Given records
===
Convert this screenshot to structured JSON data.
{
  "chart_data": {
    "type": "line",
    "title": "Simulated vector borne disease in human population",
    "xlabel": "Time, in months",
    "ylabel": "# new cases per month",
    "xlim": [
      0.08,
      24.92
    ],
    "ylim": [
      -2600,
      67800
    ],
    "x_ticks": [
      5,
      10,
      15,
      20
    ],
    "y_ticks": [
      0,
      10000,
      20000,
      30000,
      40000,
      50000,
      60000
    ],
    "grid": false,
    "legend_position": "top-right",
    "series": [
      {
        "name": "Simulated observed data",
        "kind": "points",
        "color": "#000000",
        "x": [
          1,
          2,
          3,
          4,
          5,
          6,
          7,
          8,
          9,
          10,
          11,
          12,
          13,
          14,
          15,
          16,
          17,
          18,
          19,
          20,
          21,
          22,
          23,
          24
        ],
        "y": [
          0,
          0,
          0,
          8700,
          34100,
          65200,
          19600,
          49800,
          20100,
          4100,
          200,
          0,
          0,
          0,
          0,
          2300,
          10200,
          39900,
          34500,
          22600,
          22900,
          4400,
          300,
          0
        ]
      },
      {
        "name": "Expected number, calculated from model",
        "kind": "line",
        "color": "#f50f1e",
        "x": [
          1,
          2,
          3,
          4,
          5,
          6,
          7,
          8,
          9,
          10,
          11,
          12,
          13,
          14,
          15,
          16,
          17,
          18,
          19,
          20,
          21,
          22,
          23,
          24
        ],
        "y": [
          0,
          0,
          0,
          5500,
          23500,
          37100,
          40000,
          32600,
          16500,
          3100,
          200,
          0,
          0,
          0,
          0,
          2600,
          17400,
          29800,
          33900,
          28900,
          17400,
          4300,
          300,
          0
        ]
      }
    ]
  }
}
===
Brief
For each line of the entries that includes "Simulated", show that line.

Result of the task
    "title": "Simulated vector borne disease in human population",
        "name": "Simulated observed data",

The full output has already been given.